• THE EXERCISE:
Reproduce each record below exactly as written.

• DATASET:
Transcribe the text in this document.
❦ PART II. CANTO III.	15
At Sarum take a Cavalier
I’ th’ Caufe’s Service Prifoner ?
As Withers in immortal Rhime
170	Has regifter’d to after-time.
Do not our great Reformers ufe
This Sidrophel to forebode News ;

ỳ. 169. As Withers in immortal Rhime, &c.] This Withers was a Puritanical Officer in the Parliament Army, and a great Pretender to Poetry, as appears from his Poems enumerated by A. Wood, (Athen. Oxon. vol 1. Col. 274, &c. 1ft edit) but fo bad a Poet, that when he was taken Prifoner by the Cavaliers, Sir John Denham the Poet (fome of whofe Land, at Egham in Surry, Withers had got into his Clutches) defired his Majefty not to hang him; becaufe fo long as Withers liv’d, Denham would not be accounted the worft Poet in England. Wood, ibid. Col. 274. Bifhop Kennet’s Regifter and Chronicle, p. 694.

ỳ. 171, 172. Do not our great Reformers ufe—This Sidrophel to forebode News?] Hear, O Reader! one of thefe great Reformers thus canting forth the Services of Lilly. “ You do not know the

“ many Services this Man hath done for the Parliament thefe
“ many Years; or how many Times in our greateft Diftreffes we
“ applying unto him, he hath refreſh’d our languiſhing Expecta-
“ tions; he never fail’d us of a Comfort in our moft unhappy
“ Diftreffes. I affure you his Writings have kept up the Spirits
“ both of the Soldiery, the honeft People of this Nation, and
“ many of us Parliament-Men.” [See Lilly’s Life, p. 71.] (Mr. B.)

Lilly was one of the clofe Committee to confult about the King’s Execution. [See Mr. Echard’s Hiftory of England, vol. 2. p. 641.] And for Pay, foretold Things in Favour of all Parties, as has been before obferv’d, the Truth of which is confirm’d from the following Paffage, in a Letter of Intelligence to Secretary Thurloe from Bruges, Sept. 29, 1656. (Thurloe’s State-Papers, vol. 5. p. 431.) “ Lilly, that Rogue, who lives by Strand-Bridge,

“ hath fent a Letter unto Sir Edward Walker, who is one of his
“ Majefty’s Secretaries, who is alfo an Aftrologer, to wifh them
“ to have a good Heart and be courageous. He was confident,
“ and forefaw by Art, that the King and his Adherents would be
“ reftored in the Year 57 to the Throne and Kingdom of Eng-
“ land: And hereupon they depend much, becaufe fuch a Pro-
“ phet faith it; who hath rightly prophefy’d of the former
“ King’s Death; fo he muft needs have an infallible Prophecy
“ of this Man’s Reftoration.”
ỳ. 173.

• OUTPUT OF THE EXERCISE:
Transcribe the text in this document.
❦ PART II. CANTO III.	15
At Sarum take a Cavalier
I’ th’ Caufe’s Service Prifoner ?
As Withers in immortal Rhime
170	Has regifter’d to after-time.
Do not our great Reformers ufe
This Sidrophel to forebode News ;

ỳ. 169. As Withers in immortal Rhime, &c.] This Withers was a Puritanical Officer in the Parliament Army, and a great Pretender to Poetry, as appears from his Poems enumerated by A. Wood, (Athen. Oxon. vol 1. Col. 274, &c. 1ft edit) but fo bad a Poet, that when he was taken Prifoner by the Cavaliers, Sir John Denham the Poet (fome of whofe Land, at Egham in Surry, Withers had got into his Clutches) defired his Majefty not to hang him; becaufe fo long as Withers liv’d, Denham would not be accounted the worft Poet in England. Wood, ibid. Col. 274. Bifhop Kennet’s Regifter and Chronicle, p. 694.

ỳ. 171, 172. Do not our great Reformers ufe—This Sidrophel to forebode News?] Hear, O Reader! one of thefe great Reformers thus canting forth the Services of Lilly. “ You do not know the

“ many Services this Man hath done for the Parliament thefe
“ many Years; or how many Times in our greateft Diftreffes we
“ applying unto him, he hath refreſh’d our languiſhing Expecta-
“ tions; he never fail’d us of a Comfort in our moft unhappy
“ Diftreffes. I affure you his Writings have kept up the Spirits
“ both of the Soldiery, the honeft People of this Nation, and
“ many of us Parliament-Men.” [See Lilly’s Life, p. 71.] (Mr. B.)

Lilly was one of the clofe Committee to confult about the King’s Execution. [See Mr. Echard’s Hiftory of England, vol. 2. p. 641.] And for Pay, foretold Things in Favour of all Parties, as has been before obferv’d, the Truth of which is confirm’d from the following Paffage, in a Letter of Intelligence to Secretary Thurloe from Bruges, Sept. 29, 1656. (Thurloe’s State-Papers, vol. 5. p. 431.) “ Lilly, that Rogue, who lives by Strand-Bridge,

“ hath fent a Letter unto Sir Edward Walker, who is one of his
“ Majefty’s Secretaries, who is alfo an Aftrologer, to wifh them
“ to have a good Heart and be courageous. He was confident,
“ and forefaw by Art, that the King and his Adherents would be
“ reftored in the Year 57 to the Throne and Kingdom of Eng-
“ land: And hereupon they depend much, becaufe fuch a Pro-
“ phet faith it; who hath rightly prophefy’d of the former
“ King’s Death; fo he muft needs have an infallible Prophecy
“ of this Man’s Reftoration.”
ỳ. 173.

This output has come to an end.